CHALLENGE = Transcribe the records exactly. Pictures do not belong in the transcription.

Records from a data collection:
========================

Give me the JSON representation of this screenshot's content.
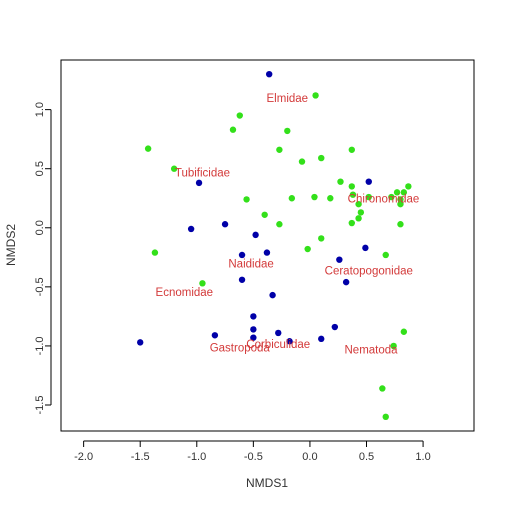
{
  "chart_data": {
    "type": "scatter",
    "xlabel": "NMDS1",
    "ylabel": "NMDS2",
    "xlim": [
      -2.2,
      1.45
    ],
    "ylim": [
      -1.72,
      1.42
    ],
    "x_ticks": [
      -2.0,
      -1.5,
      -1.0,
      -0.5,
      0.0,
      0.5,
      1.0
    ],
    "x_tick_labels": [
      "-2.0",
      "-1.5",
      "-1.0",
      "-0.5",
      "0.0",
      "0.5",
      "1.0"
    ],
    "y_ticks": [
      -1.5,
      -1.0,
      -0.5,
      0.0,
      0.5,
      1.0
    ],
    "y_tick_labels": [
      "-1.5",
      "-1.0",
      "-0.5",
      "0.0",
      "0.5",
      "1.0"
    ],
    "grid": false,
    "series": [
      {
        "color": "#0000a8",
        "points": [
          [
            -0.36,
            1.3
          ],
          [
            -0.98,
            0.38
          ],
          [
            0.52,
            0.39
          ],
          [
            -1.05,
            -0.01
          ],
          [
            -0.75,
            0.03
          ],
          [
            -0.48,
            -0.06
          ],
          [
            -0.6,
            -0.23
          ],
          [
            -0.38,
            -0.21
          ],
          [
            -0.6,
            -0.44
          ],
          [
            0.26,
            -0.27
          ],
          [
            0.32,
            -0.46
          ],
          [
            0.49,
            -0.17
          ],
          [
            -0.33,
            -0.57
          ],
          [
            -0.5,
            -0.75
          ],
          [
            -0.5,
            -0.86
          ],
          [
            -0.84,
            -0.91
          ],
          [
            -0.5,
            -0.93
          ],
          [
            -0.28,
            -0.89
          ],
          [
            -0.18,
            -0.96
          ],
          [
            0.1,
            -0.94
          ],
          [
            0.22,
            -0.84
          ],
          [
            -1.5,
            -0.97
          ]
        ]
      },
      {
        "color": "#33e01a",
        "points": [
          [
            0.05,
            1.12
          ],
          [
            -0.62,
            0.95
          ],
          [
            -0.68,
            0.83
          ],
          [
            -0.2,
            0.82
          ],
          [
            -1.43,
            0.67
          ],
          [
            -0.27,
            0.66
          ],
          [
            0.37,
            0.66
          ],
          [
            -0.07,
            0.56
          ],
          [
            0.1,
            0.59
          ],
          [
            -1.2,
            0.5
          ],
          [
            0.27,
            0.39
          ],
          [
            0.37,
            0.35
          ],
          [
            0.38,
            0.28
          ],
          [
            0.52,
            0.26
          ],
          [
            0.72,
            0.26
          ],
          [
            0.77,
            0.3
          ],
          [
            0.83,
            0.3
          ],
          [
            0.87,
            0.35
          ],
          [
            0.8,
            0.24
          ],
          [
            0.8,
            0.2
          ],
          [
            0.43,
            0.2
          ],
          [
            0.45,
            0.13
          ],
          [
            0.43,
            0.08
          ],
          [
            0.37,
            0.04
          ],
          [
            0.8,
            0.03
          ],
          [
            0.04,
            0.26
          ],
          [
            -0.16,
            0.25
          ],
          [
            0.18,
            0.25
          ],
          [
            -0.56,
            0.24
          ],
          [
            -0.4,
            0.11
          ],
          [
            -0.27,
            0.03
          ],
          [
            0.1,
            -0.09
          ],
          [
            -0.02,
            -0.18
          ],
          [
            -1.37,
            -0.21
          ],
          [
            -0.95,
            -0.47
          ],
          [
            0.67,
            -0.23
          ],
          [
            0.83,
            -0.88
          ],
          [
            0.74,
            -1.0
          ],
          [
            0.64,
            -1.36
          ],
          [
            0.67,
            -1.6
          ]
        ]
      }
    ],
    "species": [
      {
        "name": "Elmidae",
        "x": -0.2,
        "y": 1.09
      },
      {
        "name": "Tubificidae",
        "x": -0.95,
        "y": 0.46
      },
      {
        "name": "Chironomidae",
        "x": 0.65,
        "y": 0.24
      },
      {
        "name": "Naididae",
        "x": -0.52,
        "y": -0.31
      },
      {
        "name": "Ceratopogonidae",
        "x": 0.52,
        "y": -0.37
      },
      {
        "name": "Ecnomidae",
        "x": -1.11,
        "y": -0.55
      },
      {
        "name": "Gastropoda",
        "x": -0.62,
        "y": -1.02
      },
      {
        "name": "Corbiculidae",
        "x": -0.28,
        "y": -0.99
      },
      {
        "name": "Nematoda",
        "x": 0.54,
        "y": -1.04
      }
    ]
  }
}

========================

RESULT OF THIS EXERCISE =
Give me the JSON representation of this screenshot's content.
{
  "chart_data": {
    "type": "scatter",
    "xlabel": "NMDS1",
    "ylabel": "NMDS2",
    "xlim": [
      -2.2,
      1.45
    ],
    "ylim": [
      -1.72,
      1.42
    ],
    "x_ticks": [
      -2.0,
      -1.5,
      -1.0,
      -0.5,
      0.0,
      0.5,
      1.0
    ],
    "x_tick_labels": [
      "-2.0",
      "-1.5",
      "-1.0",
      "-0.5",
      "0.0",
      "0.5",
      "1.0"
    ],
    "y_ticks": [
      -1.5,
      -1.0,
      -0.5,
      0.0,
      0.5,
      1.0
    ],
    "y_tick_labels": [
      "-1.5",
      "-1.0",
      "-0.5",
      "0.0",
      "0.5",
      "1.0"
    ],
    "grid": false,
    "series": [
      {
        "color": "#0000a8",
        "points": [
          [
            -0.36,
            1.3
          ],
          [
            -0.98,
            0.38
          ],
          [
            0.52,
            0.39
          ],
          [
            -1.05,
            -0.01
          ],
          [
            -0.75,
            0.03
          ],
          [
            -0.48,
            -0.06
          ],
          [
            -0.6,
            -0.23
          ],
          [
            -0.38,
            -0.21
          ],
          [
            -0.6,
            -0.44
          ],
          [
            0.26,
            -0.27
          ],
          [
            0.32,
            -0.46
          ],
          [
            0.49,
            -0.17
          ],
          [
            -0.33,
            -0.57
          ],
          [
            -0.5,
            -0.75
          ],
          [
            -0.5,
            -0.86
          ],
          [
            -0.84,
            -0.91
          ],
          [
            -0.5,
            -0.93
          ],
          [
            -0.28,
            -0.89
          ],
          [
            -0.18,
            -0.96
          ],
          [
            0.1,
            -0.94
          ],
          [
            0.22,
            -0.84
          ],
          [
            -1.5,
            -0.97
          ]
        ]
      },
      {
        "color": "#33e01a",
        "points": [
          [
            0.05,
            1.12
          ],
          [
            -0.62,
            0.95
          ],
          [
            -0.68,
            0.83
          ],
          [
            -0.2,
            0.82
          ],
          [
            -1.43,
            0.67
          ],
          [
            -0.27,
            0.66
          ],
          [
            0.37,
            0.66
          ],
          [
            -0.07,
            0.56
          ],
          [
            0.1,
            0.59
          ],
          [
            -1.2,
            0.5
          ],
          [
            0.27,
            0.39
          ],
          [
            0.37,
            0.35
          ],
          [
            0.38,
            0.28
          ],
          [
            0.52,
            0.26
          ],
          [
            0.72,
            0.26
          ],
          [
            0.77,
            0.3
          ],
          [
            0.83,
            0.3
          ],
          [
            0.87,
            0.35
          ],
          [
            0.8,
            0.24
          ],
          [
            0.8,
            0.2
          ],
          [
            0.43,
            0.2
          ],
          [
            0.45,
            0.13
          ],
          [
            0.43,
            0.08
          ],
          [
            0.37,
            0.04
          ],
          [
            0.8,
            0.03
          ],
          [
            0.04,
            0.26
          ],
          [
            -0.16,
            0.25
          ],
          [
            0.18,
            0.25
          ],
          [
            -0.56,
            0.24
          ],
          [
            -0.4,
            0.11
          ],
          [
            -0.27,
            0.03
          ],
          [
            0.1,
            -0.09
          ],
          [
            -0.02,
            -0.18
          ],
          [
            -1.37,
            -0.21
          ],
          [
            -0.95,
            -0.47
          ],
          [
            0.67,
            -0.23
          ],
          [
            0.83,
            -0.88
          ],
          [
            0.74,
            -1.0
          ],
          [
            0.64,
            -1.36
          ],
          [
            0.67,
            -1.6
          ]
        ]
      }
    ],
    "species": [
      {
        "name": "Elmidae",
        "x": -0.2,
        "y": 1.09
      },
      {
        "name": "Tubificidae",
        "x": -0.95,
        "y": 0.46
      },
      {
        "name": "Chironomidae",
        "x": 0.65,
        "y": 0.24
      },
      {
        "name": "Naididae",
        "x": -0.52,
        "y": -0.31
      },
      {
        "name": "Ceratopogonidae",
        "x": 0.52,
        "y": -0.37
      },
      {
        "name": "Ecnomidae",
        "x": -1.11,
        "y": -0.55
      },
      {
        "name": "Gastropoda",
        "x": -0.62,
        "y": -1.02
      },
      {
        "name": "Corbiculidae",
        "x": -0.28,
        "y": -0.99
      },
      {
        "name": "Nematoda",
        "x": 0.54,
        "y": -1.04
      }
    ]
  }
}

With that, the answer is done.